***** TASK MATERIAL
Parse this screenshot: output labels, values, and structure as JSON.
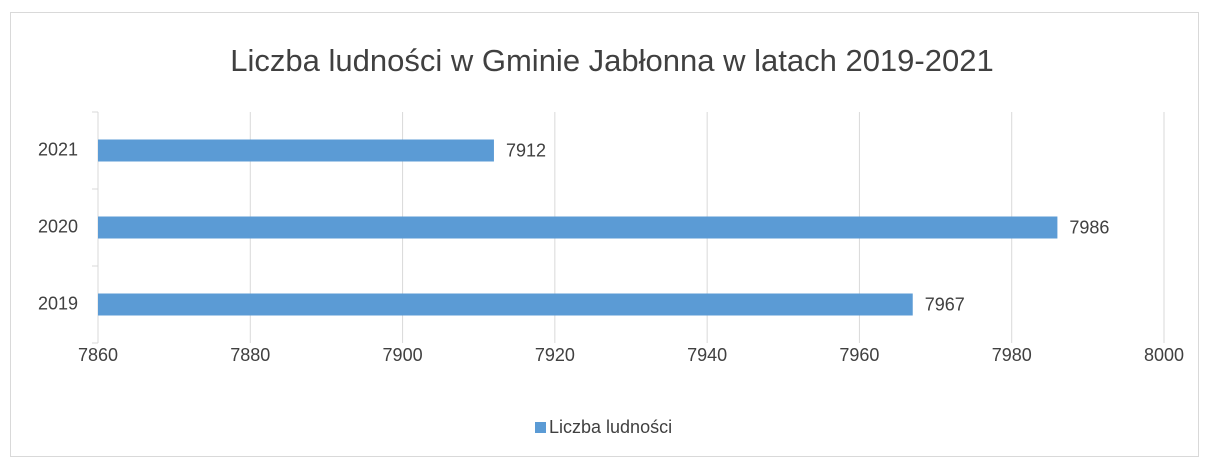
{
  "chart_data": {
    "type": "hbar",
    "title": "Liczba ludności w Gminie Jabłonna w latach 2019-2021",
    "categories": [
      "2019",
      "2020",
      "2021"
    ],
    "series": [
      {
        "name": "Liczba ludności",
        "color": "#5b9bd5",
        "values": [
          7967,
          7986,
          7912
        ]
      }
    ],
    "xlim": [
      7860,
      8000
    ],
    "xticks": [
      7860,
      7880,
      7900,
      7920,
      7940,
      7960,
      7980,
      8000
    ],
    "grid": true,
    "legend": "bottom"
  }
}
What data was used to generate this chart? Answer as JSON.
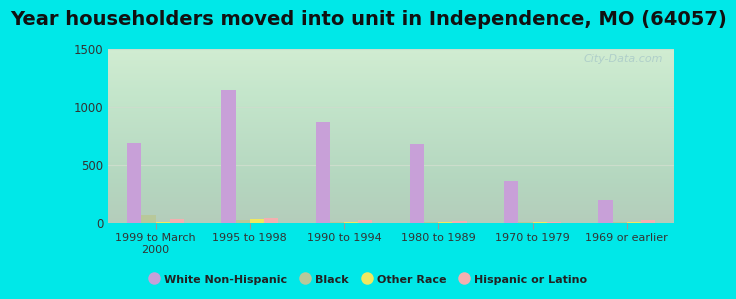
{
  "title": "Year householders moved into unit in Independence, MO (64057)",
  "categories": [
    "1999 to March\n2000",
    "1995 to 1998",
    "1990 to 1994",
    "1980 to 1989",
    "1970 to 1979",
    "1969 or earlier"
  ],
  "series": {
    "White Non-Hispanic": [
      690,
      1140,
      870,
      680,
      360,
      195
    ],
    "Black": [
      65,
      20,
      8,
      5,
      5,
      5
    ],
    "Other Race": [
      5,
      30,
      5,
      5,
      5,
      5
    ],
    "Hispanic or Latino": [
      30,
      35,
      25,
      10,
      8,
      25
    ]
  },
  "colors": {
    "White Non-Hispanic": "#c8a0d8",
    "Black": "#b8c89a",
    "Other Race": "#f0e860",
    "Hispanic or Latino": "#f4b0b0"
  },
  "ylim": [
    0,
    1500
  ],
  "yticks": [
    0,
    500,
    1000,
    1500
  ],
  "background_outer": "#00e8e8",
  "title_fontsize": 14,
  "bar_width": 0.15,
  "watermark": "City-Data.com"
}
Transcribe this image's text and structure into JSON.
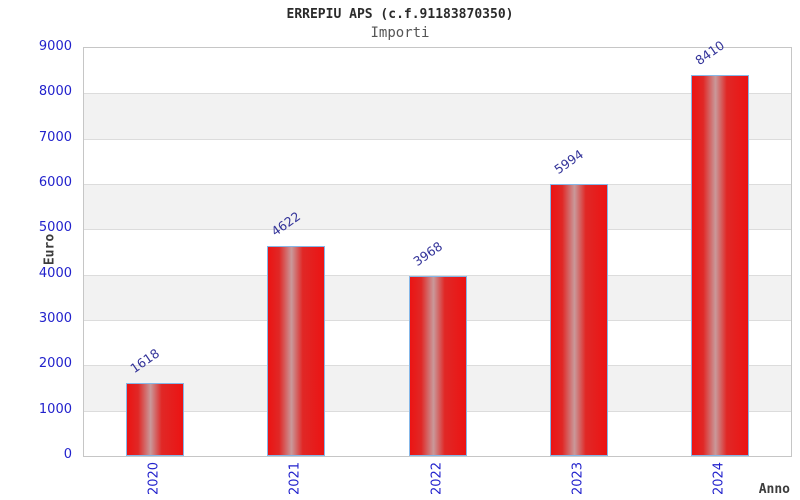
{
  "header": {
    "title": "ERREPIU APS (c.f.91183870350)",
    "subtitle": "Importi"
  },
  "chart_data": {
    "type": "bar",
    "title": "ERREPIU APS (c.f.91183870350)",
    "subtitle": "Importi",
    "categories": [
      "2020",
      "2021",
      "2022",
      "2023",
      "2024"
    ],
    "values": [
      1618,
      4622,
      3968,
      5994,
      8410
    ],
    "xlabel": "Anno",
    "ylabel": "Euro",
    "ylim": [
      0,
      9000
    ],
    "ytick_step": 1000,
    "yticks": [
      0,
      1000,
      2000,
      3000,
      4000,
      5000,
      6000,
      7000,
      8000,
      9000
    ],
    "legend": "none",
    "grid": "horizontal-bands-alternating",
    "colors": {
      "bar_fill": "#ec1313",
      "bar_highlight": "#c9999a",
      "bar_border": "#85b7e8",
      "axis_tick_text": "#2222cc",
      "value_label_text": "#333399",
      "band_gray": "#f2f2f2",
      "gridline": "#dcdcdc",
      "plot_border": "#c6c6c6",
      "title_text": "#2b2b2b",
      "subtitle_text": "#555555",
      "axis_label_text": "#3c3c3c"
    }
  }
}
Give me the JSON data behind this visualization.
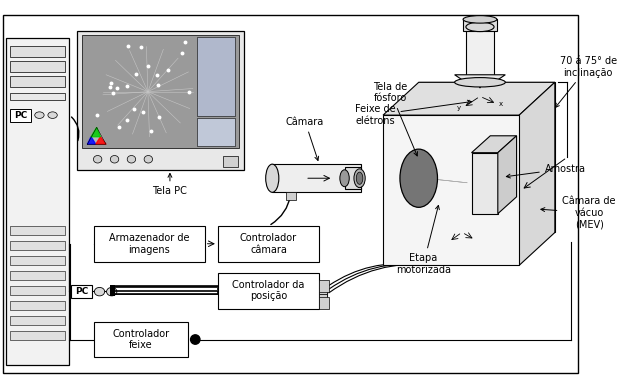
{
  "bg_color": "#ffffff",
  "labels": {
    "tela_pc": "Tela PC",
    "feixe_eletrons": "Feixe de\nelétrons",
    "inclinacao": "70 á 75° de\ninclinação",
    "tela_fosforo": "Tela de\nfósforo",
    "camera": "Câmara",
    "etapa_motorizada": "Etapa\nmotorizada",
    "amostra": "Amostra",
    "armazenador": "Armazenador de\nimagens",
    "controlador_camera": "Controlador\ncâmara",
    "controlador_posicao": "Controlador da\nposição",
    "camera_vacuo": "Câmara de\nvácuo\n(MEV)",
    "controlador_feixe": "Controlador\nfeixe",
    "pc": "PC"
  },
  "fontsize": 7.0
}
**********
Your task is to give again, unchanged, the lines from the line that contains "Give me the" to the end of the records. Include both end lines but no pictures.

Give me the JSON data behind this visualization.
{
  "bg_color": "#ffffff",
  "labels": {
    "tela_pc": "Tela PC",
    "feixe_eletrons": "Feixe de\nelétrons",
    "inclinacao": "70 á 75° de\ninclinação",
    "tela_fosforo": "Tela de\nfósforo",
    "camera": "Câmara",
    "etapa_motorizada": "Etapa\nmotorizada",
    "amostra": "Amostra",
    "armazenador": "Armazenador de\nimagens",
    "controlador_camera": "Controlador\ncâmara",
    "controlador_posicao": "Controlador da\nposição",
    "camera_vacuo": "Câmara de\nvácuo\n(MEV)",
    "controlador_feixe": "Controlador\nfeixe",
    "pc": "PC"
  },
  "fontsize": 7.0
}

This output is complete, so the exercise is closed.